Print the stretch of material from the line that contains "Itemize the components" through the line that contains "- y-tick-label: 140: [32, 101, 53, 114]", including both lines, and leave the pictures out of the answer.

Given data —
····················
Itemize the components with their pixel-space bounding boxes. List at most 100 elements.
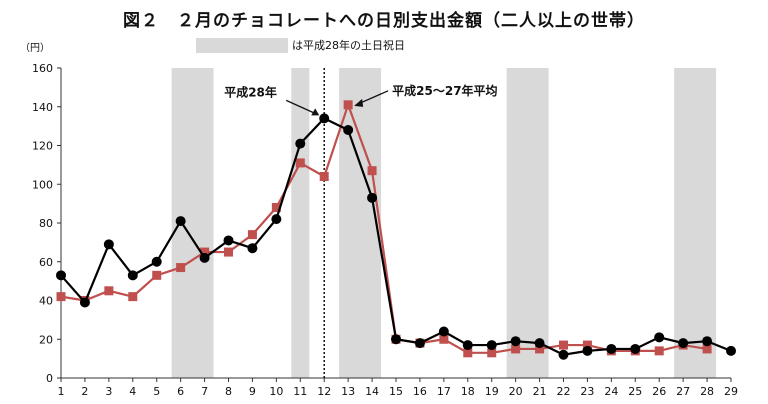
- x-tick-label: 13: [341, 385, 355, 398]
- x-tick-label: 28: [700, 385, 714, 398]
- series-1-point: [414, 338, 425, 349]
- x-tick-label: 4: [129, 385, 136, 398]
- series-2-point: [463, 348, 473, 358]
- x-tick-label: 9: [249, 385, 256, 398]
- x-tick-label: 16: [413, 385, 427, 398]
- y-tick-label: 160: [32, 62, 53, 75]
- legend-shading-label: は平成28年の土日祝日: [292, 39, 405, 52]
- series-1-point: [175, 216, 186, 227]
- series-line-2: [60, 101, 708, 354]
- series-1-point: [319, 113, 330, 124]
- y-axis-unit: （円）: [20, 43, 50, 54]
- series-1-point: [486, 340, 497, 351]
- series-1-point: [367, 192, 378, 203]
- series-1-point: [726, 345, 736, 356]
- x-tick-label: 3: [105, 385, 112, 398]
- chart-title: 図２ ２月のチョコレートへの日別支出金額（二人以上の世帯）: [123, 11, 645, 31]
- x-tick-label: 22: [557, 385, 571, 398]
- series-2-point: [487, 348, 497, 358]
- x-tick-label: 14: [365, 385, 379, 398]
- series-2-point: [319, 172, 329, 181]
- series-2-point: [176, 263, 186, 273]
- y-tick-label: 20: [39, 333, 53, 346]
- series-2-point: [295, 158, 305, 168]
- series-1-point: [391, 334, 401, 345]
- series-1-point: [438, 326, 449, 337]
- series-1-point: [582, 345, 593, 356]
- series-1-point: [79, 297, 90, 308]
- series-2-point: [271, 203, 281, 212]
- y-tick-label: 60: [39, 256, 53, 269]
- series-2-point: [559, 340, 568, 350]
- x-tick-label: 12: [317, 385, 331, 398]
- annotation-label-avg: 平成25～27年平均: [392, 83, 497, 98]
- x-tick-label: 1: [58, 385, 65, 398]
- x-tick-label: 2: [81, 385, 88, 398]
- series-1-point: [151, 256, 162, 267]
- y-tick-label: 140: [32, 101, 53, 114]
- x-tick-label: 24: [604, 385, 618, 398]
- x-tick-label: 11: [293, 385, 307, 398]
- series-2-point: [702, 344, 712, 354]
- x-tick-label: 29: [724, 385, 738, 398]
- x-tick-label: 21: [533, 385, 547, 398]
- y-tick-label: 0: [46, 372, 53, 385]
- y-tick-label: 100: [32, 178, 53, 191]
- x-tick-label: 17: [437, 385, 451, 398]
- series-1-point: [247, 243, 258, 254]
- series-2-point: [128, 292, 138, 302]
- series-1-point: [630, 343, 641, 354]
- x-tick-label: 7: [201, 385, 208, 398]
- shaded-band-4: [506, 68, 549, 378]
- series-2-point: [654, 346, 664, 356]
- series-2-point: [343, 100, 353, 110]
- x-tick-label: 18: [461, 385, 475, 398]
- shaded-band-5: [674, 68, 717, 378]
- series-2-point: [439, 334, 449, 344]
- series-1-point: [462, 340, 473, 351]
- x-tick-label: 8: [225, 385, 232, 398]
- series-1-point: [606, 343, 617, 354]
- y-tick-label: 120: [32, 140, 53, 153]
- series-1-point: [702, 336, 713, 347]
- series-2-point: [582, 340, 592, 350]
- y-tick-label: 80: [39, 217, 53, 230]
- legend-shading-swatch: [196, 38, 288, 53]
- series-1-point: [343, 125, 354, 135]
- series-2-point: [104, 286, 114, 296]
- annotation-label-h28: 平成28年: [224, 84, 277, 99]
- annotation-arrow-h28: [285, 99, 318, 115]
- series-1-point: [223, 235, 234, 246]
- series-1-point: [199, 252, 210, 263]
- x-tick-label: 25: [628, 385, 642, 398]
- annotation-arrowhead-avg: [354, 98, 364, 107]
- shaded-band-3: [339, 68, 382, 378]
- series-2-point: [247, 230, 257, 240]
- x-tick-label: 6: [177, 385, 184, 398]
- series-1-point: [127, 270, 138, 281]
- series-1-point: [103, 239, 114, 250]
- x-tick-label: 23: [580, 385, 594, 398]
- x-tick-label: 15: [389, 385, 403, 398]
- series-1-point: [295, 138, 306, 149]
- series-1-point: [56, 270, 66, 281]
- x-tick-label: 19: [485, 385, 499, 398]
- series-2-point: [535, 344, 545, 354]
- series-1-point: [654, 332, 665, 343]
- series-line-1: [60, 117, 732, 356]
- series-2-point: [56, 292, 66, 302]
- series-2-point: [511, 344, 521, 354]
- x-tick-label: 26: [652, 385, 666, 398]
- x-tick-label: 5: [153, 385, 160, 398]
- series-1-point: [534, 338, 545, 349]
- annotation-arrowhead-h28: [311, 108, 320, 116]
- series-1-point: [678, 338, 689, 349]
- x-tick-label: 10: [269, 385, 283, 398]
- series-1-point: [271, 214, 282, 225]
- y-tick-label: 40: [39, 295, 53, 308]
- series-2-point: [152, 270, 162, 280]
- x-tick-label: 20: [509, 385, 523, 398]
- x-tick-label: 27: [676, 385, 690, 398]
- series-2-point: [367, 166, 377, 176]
····················
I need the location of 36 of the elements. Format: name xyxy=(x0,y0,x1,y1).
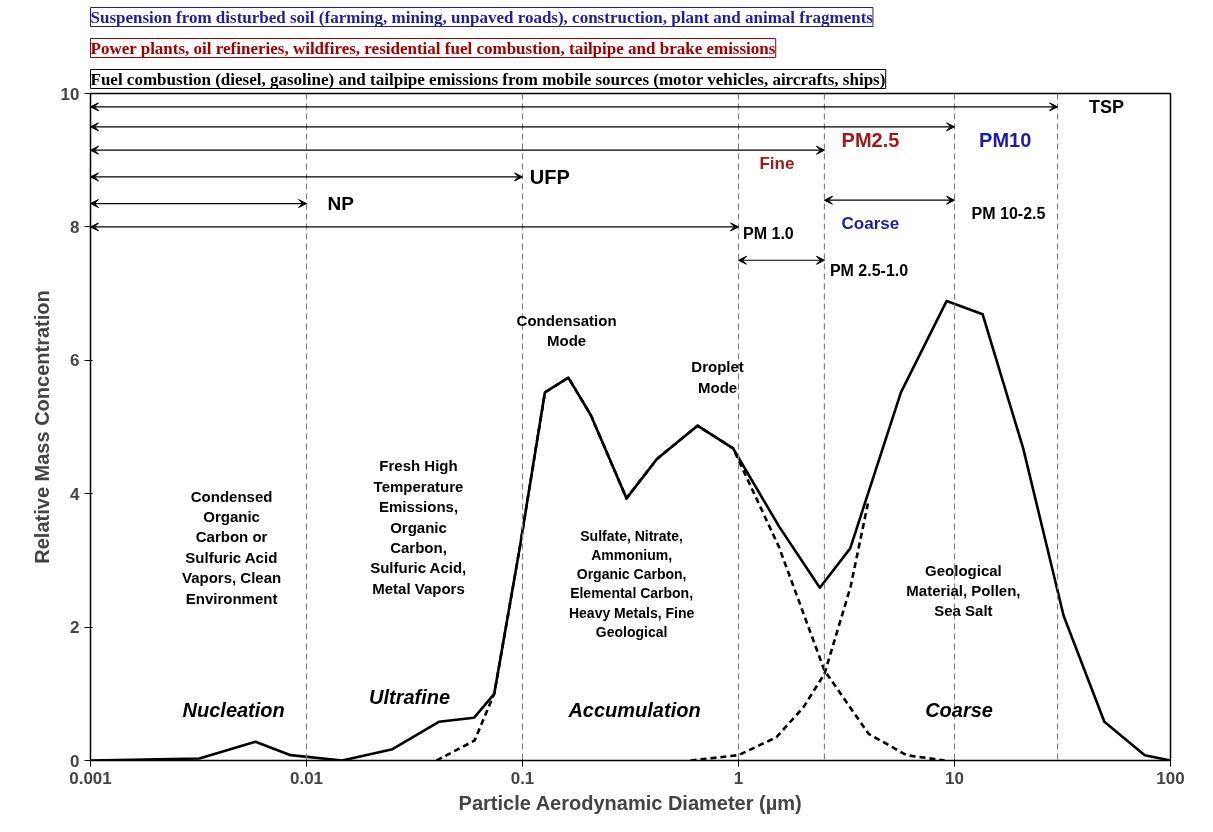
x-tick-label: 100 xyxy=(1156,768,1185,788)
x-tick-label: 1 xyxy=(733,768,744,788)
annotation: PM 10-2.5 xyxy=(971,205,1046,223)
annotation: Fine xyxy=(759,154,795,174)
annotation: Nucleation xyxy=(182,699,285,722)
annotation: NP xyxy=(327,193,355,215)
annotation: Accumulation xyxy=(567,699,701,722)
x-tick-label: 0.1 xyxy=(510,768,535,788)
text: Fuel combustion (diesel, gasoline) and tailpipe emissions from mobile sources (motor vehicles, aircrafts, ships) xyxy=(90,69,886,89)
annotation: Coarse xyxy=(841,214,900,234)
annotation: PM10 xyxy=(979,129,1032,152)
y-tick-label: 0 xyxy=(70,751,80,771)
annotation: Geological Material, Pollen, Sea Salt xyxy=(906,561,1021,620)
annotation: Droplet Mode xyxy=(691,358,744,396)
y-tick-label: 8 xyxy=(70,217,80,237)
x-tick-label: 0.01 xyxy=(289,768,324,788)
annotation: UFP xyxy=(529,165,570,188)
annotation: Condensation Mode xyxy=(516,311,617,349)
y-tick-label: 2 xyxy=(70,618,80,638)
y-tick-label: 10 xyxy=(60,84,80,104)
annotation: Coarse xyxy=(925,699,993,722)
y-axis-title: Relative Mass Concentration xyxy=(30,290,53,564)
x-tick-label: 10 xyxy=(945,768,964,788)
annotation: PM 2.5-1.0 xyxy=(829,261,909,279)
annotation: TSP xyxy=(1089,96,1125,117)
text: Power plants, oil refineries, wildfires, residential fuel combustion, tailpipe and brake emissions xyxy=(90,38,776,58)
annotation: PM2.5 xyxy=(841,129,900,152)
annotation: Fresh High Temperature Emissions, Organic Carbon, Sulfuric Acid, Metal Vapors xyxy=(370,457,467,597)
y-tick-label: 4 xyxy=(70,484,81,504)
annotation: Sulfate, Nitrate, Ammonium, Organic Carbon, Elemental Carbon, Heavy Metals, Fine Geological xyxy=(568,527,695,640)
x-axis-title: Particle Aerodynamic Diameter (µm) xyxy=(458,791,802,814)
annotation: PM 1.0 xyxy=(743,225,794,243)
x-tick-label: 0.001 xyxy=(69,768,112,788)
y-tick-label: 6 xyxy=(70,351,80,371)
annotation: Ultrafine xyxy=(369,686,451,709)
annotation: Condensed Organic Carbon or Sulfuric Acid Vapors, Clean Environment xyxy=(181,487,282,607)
····················
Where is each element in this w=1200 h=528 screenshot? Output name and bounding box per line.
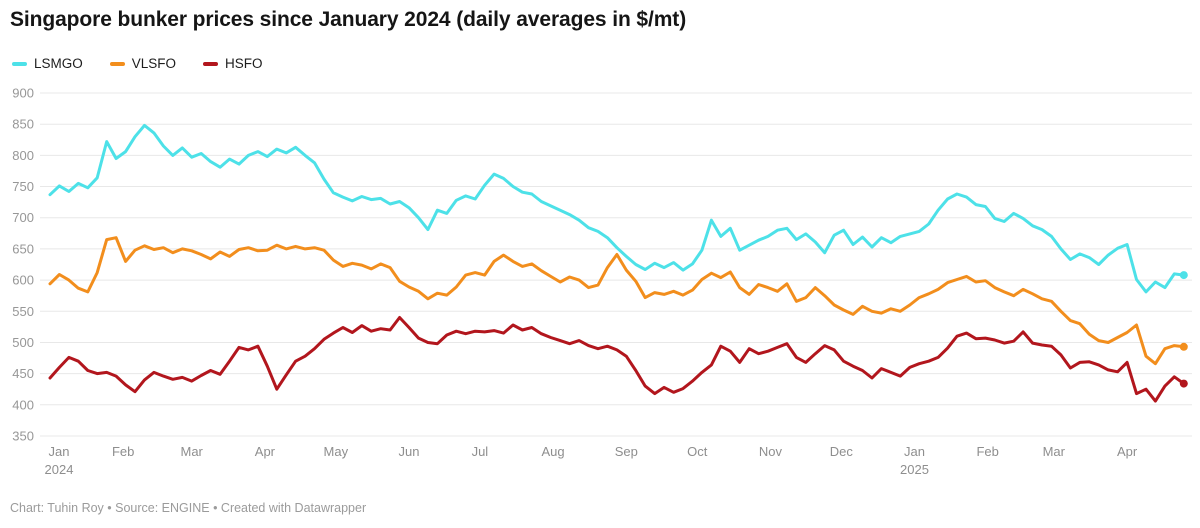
····················
Written answer —
Itemize the components with their pixel-space bounding boxes. List at most 100 elements.
- x-tick-label: 13: [341, 385, 355, 398]
- x-tick-label: 28: [700, 385, 714, 398]
- series-1-point: [414, 338, 425, 349]
- x-tick-label: 4: [129, 385, 136, 398]
- series-2-point: [463, 348, 473, 358]
- x-tick-label: 9: [249, 385, 256, 398]
- x-tick-label: 16: [413, 385, 427, 398]
- y-tick-label: 160: [32, 62, 53, 75]
- legend-shading-label: は平成28年の土日祝日: [292, 39, 405, 52]
- series-1-point: [175, 216, 186, 227]
- series-line-2: [60, 101, 708, 354]
- series-1-point: [319, 113, 330, 124]
- y-axis-unit: （円）: [20, 43, 50, 54]
- series-1-point: [486, 340, 497, 351]
- series-1-point: [367, 192, 378, 203]
- series-1-point: [726, 345, 736, 356]
- x-tick-label: 3: [105, 385, 112, 398]
- chart-title: 図２ ２月のチョコレートへの日別支出金額（二人以上の世帯）: [123, 11, 645, 31]
- x-tick-label: 22: [557, 385, 571, 398]
- series-2-point: [487, 348, 497, 358]
- x-tick-label: 14: [365, 385, 379, 398]
- series-2-point: [319, 172, 329, 181]
- series-2-point: [176, 263, 186, 273]
- y-tick-label: 20: [39, 333, 53, 346]
- series-2-point: [295, 158, 305, 168]
- series-1-point: [391, 334, 401, 345]
- series-1-point: [438, 326, 449, 337]
- series-1-point: [582, 345, 593, 356]
- series-1-point: [79, 297, 90, 308]
- series-2-point: [271, 203, 281, 212]
- y-tick-label: 60: [39, 256, 53, 269]
- series-2-point: [559, 340, 568, 350]
- x-tick-label: 12: [317, 385, 331, 398]
- annotation-label-avg: 平成25～27年平均: [392, 83, 497, 98]
- x-tick-label: 1: [58, 385, 65, 398]
- x-tick-label: 2: [81, 385, 88, 398]
- series-1-point: [151, 256, 162, 267]
- y-tick-label: 140: [32, 101, 53, 114]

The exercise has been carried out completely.